Chart and figure data:
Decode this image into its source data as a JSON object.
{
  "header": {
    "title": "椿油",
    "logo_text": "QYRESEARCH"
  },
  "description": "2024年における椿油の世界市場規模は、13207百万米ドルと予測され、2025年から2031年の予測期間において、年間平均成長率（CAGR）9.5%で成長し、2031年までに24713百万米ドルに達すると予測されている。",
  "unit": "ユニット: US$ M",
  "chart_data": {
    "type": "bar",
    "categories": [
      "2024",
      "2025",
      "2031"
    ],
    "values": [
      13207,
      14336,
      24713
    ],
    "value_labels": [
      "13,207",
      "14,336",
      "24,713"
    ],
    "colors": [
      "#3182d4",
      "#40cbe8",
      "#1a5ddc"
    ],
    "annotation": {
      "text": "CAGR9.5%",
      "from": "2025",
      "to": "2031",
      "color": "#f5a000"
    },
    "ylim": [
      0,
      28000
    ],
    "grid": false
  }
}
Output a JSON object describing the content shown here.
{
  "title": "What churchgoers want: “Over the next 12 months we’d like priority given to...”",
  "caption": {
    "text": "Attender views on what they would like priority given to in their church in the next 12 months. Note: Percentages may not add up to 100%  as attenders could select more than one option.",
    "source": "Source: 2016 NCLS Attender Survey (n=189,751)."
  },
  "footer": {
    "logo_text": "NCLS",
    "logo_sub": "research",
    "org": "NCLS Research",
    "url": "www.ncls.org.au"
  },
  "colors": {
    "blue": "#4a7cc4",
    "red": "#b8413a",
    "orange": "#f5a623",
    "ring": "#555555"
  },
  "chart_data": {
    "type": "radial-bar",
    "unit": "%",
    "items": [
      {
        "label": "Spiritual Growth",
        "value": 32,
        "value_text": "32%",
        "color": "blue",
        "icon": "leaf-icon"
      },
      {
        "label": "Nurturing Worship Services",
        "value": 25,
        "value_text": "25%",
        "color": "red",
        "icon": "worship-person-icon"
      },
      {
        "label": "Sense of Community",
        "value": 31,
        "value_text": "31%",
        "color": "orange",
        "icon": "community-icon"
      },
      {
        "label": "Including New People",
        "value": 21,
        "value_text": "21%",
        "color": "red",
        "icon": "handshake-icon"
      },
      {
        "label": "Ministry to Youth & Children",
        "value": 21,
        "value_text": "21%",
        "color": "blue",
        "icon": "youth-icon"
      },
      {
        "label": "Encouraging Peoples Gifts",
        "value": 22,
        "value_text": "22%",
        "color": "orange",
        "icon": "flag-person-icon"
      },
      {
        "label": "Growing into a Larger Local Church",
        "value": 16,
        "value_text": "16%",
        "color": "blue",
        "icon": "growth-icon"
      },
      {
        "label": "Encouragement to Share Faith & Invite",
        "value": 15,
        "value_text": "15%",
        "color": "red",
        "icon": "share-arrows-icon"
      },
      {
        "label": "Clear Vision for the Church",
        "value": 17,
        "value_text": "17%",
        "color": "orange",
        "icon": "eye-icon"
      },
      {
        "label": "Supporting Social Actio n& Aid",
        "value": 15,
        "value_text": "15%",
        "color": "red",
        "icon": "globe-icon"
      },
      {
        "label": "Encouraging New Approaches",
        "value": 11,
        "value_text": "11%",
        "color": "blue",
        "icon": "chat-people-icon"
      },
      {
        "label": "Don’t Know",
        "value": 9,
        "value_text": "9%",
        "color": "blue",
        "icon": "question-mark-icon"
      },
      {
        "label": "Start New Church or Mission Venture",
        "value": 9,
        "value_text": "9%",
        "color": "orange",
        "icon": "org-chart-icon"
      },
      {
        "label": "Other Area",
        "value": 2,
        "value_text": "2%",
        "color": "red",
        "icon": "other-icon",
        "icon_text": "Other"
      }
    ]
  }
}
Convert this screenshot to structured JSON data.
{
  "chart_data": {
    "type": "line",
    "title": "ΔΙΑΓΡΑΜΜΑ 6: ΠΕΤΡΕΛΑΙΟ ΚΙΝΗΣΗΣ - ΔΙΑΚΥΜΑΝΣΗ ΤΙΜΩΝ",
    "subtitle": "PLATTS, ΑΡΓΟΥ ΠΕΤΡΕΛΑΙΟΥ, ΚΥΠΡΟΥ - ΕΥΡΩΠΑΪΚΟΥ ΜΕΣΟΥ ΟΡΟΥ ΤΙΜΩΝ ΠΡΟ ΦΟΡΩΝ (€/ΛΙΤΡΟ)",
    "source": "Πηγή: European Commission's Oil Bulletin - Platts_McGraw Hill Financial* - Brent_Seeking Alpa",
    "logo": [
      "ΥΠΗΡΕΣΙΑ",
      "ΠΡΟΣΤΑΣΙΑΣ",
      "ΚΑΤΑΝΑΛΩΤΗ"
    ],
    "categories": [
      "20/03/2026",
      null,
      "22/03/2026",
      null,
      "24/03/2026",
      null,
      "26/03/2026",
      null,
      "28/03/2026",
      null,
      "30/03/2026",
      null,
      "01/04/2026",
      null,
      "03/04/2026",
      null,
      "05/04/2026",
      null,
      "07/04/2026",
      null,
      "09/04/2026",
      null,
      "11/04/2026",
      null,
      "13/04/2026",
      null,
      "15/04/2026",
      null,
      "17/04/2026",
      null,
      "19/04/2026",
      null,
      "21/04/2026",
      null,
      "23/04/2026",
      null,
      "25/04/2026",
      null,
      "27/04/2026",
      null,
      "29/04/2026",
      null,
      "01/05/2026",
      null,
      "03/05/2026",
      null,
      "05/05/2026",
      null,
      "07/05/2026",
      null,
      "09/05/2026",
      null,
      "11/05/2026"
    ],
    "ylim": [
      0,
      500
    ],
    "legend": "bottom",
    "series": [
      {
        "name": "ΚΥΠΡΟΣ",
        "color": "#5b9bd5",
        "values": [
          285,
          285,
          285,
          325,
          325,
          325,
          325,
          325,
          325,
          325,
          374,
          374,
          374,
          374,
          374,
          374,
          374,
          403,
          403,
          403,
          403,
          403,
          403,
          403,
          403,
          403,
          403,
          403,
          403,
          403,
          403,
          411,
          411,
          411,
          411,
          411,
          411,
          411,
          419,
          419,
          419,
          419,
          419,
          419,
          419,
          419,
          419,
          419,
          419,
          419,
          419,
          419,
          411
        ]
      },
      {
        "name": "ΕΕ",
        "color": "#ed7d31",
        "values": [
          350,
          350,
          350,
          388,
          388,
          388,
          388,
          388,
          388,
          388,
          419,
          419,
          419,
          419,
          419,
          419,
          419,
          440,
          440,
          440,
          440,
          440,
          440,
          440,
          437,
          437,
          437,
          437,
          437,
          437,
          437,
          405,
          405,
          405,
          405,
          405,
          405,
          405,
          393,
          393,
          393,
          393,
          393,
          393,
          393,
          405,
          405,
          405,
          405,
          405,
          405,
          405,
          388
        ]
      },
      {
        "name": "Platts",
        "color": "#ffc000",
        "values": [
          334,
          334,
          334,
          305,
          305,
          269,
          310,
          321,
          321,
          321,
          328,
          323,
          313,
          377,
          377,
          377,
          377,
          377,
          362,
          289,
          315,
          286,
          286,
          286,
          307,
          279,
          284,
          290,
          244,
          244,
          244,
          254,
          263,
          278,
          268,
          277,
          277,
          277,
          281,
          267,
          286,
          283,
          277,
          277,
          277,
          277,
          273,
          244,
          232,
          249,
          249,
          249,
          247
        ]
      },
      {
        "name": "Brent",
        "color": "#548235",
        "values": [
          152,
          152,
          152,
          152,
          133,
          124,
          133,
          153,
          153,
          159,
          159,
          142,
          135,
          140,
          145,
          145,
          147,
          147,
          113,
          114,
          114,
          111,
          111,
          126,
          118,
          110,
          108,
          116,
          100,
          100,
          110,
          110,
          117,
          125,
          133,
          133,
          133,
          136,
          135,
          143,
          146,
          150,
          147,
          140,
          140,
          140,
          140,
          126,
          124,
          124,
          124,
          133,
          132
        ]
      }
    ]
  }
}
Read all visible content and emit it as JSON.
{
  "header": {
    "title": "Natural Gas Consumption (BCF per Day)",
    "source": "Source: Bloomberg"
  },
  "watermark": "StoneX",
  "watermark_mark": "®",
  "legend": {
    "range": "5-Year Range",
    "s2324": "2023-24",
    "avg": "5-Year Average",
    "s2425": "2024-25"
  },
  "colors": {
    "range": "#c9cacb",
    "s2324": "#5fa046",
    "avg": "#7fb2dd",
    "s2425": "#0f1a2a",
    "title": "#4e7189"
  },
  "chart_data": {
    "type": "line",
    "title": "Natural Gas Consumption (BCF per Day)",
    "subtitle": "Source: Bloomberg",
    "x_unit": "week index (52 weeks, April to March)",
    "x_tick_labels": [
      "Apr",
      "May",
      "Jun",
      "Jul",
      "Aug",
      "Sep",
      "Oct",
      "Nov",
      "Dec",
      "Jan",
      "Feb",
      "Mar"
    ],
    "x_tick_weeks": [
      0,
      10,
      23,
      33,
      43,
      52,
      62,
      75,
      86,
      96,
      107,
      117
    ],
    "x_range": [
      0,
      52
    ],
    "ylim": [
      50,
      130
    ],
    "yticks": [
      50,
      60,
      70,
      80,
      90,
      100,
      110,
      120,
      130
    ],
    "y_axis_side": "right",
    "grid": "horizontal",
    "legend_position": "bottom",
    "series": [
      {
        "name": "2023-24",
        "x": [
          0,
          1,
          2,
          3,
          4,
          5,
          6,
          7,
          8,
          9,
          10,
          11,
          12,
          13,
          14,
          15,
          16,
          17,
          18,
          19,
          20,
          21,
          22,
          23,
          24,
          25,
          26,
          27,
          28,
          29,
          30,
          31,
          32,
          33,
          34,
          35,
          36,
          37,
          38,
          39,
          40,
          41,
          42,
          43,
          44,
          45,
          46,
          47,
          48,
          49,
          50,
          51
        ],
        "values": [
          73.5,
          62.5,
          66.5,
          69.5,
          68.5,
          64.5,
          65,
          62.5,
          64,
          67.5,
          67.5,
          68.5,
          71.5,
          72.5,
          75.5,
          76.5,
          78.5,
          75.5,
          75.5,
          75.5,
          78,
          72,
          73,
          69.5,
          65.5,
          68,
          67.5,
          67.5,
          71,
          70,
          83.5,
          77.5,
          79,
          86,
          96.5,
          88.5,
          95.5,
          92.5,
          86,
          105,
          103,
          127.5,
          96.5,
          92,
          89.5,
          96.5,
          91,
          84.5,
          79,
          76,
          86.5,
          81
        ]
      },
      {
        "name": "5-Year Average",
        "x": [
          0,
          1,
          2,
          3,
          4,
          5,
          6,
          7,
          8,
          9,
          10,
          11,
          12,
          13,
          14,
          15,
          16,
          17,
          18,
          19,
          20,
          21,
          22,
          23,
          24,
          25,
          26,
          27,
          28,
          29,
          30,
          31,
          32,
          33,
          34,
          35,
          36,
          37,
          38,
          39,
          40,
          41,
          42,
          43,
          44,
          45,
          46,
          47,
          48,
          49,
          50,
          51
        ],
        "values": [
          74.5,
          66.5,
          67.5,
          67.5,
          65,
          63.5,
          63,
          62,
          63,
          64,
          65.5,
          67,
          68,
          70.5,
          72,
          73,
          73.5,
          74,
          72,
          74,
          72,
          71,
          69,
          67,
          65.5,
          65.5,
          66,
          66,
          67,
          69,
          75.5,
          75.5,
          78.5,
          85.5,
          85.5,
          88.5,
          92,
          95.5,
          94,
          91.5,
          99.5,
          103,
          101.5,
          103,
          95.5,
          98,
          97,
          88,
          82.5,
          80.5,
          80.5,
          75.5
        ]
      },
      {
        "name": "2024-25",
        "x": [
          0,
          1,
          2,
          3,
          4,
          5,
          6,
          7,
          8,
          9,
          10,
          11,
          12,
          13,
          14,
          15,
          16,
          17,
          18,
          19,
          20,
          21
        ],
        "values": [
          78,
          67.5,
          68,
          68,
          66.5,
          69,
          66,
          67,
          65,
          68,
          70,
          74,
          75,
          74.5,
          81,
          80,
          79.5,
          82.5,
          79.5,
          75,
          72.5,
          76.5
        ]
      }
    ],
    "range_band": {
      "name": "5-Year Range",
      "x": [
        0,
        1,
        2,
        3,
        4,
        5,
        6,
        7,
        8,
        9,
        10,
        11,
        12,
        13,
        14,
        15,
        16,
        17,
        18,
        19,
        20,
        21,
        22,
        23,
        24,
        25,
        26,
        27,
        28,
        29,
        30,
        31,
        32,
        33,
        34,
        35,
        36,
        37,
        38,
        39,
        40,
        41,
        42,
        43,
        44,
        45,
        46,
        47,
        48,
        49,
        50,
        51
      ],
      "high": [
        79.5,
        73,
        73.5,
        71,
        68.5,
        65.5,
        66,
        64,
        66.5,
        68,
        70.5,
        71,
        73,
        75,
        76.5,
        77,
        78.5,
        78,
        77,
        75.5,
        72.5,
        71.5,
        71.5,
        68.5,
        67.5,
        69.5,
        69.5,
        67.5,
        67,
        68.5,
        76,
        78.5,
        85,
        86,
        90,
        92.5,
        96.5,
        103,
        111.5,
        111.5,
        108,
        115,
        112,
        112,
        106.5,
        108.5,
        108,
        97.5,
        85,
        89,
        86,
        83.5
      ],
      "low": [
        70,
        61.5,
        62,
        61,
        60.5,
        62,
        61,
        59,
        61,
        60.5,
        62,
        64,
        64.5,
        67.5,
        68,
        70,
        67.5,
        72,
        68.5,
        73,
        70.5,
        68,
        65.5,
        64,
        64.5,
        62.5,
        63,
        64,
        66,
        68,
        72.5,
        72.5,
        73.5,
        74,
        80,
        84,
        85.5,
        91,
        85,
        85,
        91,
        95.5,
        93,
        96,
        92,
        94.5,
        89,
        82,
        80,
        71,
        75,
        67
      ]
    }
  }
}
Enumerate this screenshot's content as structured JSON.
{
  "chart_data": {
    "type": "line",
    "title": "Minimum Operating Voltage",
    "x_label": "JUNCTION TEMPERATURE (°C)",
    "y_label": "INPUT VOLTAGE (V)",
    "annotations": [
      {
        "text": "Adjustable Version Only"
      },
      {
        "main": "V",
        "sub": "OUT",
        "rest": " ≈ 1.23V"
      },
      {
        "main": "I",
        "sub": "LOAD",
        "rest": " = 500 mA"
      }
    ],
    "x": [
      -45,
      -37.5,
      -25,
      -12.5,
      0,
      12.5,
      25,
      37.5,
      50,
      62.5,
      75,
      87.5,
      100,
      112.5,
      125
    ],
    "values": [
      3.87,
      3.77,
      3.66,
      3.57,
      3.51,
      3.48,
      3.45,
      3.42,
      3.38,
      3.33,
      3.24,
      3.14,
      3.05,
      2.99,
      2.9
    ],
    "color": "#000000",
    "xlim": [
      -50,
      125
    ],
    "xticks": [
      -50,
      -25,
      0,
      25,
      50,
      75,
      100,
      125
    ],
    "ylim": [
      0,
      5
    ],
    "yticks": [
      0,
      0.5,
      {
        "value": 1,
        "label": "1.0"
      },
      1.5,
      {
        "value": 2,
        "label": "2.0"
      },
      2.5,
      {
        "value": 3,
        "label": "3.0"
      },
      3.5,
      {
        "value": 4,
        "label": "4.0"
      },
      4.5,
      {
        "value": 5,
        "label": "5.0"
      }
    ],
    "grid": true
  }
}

== WHAT THIS TASK INVOLVES ==
Gather each line in the entries above where the string "next" is found.

== TASK OUTPUT ==
  "title": "What churchgoers want: “Over the next 12 months we’d like priority given to...”",
    "text": "Attender views on what they would like priority given to in their church in the next 12 months. Note: Percentages may not add up to 100%  as attenders could select more than one option.",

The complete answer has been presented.